Request: From the entries below, copy every line that holds the word "счет".

Data entries:

§ §

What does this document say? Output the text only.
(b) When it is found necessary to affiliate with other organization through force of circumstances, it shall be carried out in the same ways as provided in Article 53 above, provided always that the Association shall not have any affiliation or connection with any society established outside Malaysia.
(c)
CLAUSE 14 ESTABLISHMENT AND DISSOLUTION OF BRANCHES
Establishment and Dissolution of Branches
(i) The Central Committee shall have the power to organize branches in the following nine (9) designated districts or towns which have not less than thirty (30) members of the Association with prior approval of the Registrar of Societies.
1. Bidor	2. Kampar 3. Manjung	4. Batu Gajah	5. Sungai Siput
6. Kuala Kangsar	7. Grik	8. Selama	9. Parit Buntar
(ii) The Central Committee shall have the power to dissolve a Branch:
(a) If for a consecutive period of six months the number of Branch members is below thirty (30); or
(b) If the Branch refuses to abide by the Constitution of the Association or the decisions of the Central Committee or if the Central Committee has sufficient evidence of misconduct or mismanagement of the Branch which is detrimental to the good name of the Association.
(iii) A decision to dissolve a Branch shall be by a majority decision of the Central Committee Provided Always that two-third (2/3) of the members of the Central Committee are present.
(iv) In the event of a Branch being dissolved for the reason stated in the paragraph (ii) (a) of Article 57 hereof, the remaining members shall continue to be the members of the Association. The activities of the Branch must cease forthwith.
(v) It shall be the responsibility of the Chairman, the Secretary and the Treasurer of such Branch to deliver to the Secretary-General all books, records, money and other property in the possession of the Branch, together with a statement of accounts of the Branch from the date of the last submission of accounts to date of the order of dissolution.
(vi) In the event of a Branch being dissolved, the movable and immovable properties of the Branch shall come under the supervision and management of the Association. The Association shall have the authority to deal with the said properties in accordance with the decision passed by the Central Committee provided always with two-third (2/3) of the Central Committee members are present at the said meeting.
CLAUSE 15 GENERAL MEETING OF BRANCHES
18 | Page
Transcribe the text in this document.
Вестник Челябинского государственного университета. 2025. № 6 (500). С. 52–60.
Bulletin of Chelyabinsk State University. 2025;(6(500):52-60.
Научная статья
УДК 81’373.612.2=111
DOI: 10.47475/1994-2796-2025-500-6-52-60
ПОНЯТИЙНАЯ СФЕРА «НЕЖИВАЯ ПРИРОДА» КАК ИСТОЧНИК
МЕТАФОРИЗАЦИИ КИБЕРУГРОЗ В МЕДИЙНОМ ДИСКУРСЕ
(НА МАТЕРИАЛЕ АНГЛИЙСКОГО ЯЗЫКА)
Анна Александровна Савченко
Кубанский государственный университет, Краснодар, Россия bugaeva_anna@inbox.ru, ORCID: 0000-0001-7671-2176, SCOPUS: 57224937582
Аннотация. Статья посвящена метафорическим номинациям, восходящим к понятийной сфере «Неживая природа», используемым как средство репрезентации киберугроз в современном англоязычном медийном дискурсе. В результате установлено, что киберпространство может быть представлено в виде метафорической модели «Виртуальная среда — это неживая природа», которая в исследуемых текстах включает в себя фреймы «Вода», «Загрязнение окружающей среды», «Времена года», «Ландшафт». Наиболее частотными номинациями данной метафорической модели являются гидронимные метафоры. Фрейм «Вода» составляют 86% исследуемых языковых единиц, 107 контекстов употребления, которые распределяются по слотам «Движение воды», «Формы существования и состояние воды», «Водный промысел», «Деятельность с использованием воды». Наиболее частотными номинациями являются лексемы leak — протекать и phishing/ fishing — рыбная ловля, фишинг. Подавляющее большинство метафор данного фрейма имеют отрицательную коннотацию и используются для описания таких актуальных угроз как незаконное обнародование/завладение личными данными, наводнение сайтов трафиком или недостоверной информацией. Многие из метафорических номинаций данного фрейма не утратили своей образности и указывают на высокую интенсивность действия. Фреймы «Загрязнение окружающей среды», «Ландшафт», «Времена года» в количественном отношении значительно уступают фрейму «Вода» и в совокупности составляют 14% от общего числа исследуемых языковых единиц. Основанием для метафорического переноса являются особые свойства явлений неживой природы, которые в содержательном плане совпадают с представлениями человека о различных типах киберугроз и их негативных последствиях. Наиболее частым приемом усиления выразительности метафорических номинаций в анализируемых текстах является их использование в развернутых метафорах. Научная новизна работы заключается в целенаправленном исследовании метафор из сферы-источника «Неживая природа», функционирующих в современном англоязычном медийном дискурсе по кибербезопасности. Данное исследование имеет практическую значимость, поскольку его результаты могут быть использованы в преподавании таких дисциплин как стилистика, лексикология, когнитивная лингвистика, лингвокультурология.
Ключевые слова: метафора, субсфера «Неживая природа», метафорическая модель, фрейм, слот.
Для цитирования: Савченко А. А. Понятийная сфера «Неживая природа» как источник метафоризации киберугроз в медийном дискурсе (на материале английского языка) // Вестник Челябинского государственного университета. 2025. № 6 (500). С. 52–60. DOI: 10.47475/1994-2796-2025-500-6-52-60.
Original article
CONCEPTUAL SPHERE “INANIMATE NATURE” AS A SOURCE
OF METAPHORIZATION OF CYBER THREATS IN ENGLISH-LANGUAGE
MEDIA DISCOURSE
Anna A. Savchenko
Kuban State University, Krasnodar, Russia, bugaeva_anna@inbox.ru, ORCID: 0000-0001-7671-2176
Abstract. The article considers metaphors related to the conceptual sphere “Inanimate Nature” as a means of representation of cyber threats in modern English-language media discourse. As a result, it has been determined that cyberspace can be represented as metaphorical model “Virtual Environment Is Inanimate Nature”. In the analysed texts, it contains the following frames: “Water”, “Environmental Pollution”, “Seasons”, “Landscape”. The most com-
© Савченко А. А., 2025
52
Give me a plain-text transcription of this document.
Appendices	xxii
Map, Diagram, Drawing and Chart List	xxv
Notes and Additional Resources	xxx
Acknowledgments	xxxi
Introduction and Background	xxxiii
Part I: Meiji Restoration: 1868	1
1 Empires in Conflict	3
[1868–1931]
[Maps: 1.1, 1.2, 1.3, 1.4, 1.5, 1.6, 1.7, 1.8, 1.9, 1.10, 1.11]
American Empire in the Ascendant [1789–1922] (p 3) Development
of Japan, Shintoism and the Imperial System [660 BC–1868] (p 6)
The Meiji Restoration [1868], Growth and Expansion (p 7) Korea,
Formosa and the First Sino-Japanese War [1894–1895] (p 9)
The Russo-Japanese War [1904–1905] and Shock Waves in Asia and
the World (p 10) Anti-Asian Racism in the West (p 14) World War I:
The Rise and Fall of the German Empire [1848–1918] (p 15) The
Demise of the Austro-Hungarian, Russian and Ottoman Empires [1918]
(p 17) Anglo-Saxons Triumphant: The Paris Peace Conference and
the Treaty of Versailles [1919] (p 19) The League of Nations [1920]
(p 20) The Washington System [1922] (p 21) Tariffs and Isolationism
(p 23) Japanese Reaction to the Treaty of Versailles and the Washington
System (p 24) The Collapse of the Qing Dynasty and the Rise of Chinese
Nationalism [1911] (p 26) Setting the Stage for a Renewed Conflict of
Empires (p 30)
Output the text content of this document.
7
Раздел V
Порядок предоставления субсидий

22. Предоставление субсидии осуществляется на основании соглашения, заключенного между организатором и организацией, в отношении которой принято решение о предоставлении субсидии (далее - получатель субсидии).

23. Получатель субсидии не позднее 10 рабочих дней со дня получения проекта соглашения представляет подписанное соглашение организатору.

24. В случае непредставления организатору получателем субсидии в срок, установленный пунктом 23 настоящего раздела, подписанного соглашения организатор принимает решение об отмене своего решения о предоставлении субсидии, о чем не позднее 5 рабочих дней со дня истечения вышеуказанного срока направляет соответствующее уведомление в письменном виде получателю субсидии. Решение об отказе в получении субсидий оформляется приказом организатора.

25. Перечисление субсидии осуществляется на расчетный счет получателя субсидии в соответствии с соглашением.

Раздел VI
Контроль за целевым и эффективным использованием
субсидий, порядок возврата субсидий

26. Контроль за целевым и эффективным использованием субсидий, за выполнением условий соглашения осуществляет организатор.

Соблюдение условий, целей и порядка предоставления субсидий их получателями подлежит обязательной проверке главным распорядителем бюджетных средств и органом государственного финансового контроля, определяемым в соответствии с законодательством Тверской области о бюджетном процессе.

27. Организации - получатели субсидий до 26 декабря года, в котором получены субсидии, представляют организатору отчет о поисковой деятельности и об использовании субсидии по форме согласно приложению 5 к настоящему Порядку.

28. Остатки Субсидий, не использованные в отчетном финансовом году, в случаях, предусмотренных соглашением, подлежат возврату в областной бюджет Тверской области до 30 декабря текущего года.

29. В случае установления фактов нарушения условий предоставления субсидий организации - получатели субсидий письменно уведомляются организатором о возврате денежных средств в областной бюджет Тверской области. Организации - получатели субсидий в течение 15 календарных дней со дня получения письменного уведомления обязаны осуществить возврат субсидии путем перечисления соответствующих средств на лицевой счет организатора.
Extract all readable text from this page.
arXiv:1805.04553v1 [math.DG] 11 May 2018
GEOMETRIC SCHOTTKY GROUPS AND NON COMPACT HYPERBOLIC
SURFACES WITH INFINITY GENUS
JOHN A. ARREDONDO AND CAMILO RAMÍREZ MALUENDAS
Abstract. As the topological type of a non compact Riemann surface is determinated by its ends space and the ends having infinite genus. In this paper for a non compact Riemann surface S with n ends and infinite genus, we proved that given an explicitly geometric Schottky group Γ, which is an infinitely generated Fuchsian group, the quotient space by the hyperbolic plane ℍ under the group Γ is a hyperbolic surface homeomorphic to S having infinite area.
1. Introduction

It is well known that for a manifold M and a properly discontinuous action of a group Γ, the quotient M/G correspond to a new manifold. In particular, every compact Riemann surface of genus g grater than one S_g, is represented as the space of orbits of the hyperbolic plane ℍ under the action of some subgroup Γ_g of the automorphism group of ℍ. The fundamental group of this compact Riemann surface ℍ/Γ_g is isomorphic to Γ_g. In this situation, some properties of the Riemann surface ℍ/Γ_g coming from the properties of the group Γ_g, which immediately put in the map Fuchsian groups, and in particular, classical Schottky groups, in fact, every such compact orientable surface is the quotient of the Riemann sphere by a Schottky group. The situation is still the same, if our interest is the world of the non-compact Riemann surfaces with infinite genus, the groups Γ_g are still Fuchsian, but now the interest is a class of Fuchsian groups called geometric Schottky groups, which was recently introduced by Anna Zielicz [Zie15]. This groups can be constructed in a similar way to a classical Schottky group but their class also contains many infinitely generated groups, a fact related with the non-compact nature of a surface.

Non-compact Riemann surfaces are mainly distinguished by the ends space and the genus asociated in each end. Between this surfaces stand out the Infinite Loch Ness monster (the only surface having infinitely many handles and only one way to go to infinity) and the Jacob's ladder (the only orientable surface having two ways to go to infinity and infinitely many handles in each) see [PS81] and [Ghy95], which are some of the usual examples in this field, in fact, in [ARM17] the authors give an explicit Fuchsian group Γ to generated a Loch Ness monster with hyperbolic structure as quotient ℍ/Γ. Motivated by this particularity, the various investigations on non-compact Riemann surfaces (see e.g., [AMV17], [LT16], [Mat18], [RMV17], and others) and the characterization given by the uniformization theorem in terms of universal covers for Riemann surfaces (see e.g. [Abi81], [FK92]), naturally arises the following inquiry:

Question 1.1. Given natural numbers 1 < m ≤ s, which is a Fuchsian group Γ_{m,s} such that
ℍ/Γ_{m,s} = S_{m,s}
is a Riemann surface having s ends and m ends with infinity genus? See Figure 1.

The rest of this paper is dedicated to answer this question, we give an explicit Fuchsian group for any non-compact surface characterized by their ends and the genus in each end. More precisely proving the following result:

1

§ §

Task output:
25. Перечисление субсидии осуществляется на расчетный счет получателя субсидии в соответствии с соглашением.
29. В случае установления фактов нарушения условий предоставления субсидий организации - получатели субсидий письменно уведомляются организатором о возврате денежных средств в областной бюджет Тверской области. Организации - получатели субсидий в течение 15 календарных дней со дня получения письменного уведомления обязаны осуществить возврат субсидии путем перечисления соответствующих средств на лицевой счет организатора.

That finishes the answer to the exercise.